• TEXTO FORNECIDO:
===============

Com o ambiente macro mais difícil e a maior pressão de custos, o vento virou contra – mas o Mateus pisou no acelerador.
O grupo falava em abrir entre 35 e 40 lojas em 2021 e encerrou o ano com 44 inaugurações. Para 2022, anunciou que prepara 50 novas lojas e até março já inaugurou 12.
Além disso, o Mateus comprou terrenos e criou uma nova regional para expandir para novos estados que não estavam nos planos no IPO.
A rede está fazendo isso queimando muito caixa: já usou todo o dinheiro do IPO e, como mostram os números do quarto trimestre, está perdendo rentabilidade.
Os analistas dos bancos estão olhando o copo meio cheio. Apesar das margens mais fracas e do lucro abaixo do esperado no quarto tri, as vendas mesmas lojas cresceram, o que mostra a resiliência do negócio. Além disso, o sellside aposta que no longo prazo o Mateus será o consolidador da região – e que por isso a ação, hoje ao redor de R$ 5,20, estaria num bom ponto de entrada.

===============

• DADOS DISPONÍVEIS:
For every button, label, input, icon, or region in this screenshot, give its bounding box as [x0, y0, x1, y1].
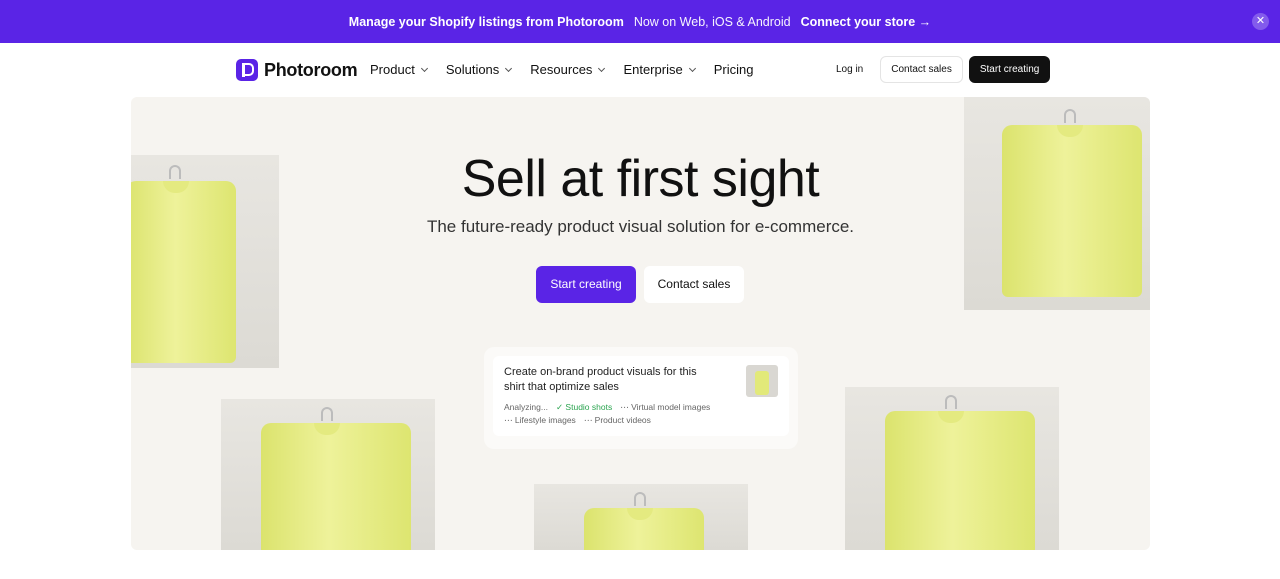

===============

• ENUNCIADO A: Transcreva do texto sobre o Mateus o trecho que começa nas palavras "Com o ambiente" e termina após "planos no IPO.".
• ENUNCIADO B:
Responda com base no texto sobre o Mateus:
(i) Quantas inaugurações o grupo fez em 2021?
(ii) Quantas lojas novas já tinham sido inauguradas até março de 2022?
(iii) Em que valor aproximado estava a ação, segundo o texto?

• RESPOSTA CORRETA A:
Com o ambiente macro mais difícil e a maior pressão de custos, o vento virou contra – mas o Mateus pisou no acelerador.
O grupo falava em abrir entre 35 e 40 lojas em 2021 e encerrou o ano com 44 inaugurações. Para 2022, anunciou que prepara 50 novas lojas e até março já inaugurou 12.
Além disso, o Mateus comprou terrenos e criou uma nova regional para expandir para novos estados que não estavam nos planos no IPO.

• RESPOSTA CORRETA B:
(i) 44 inaugurações.
(ii) 12 lojas.
(iii) Cerca de R$ 5,20.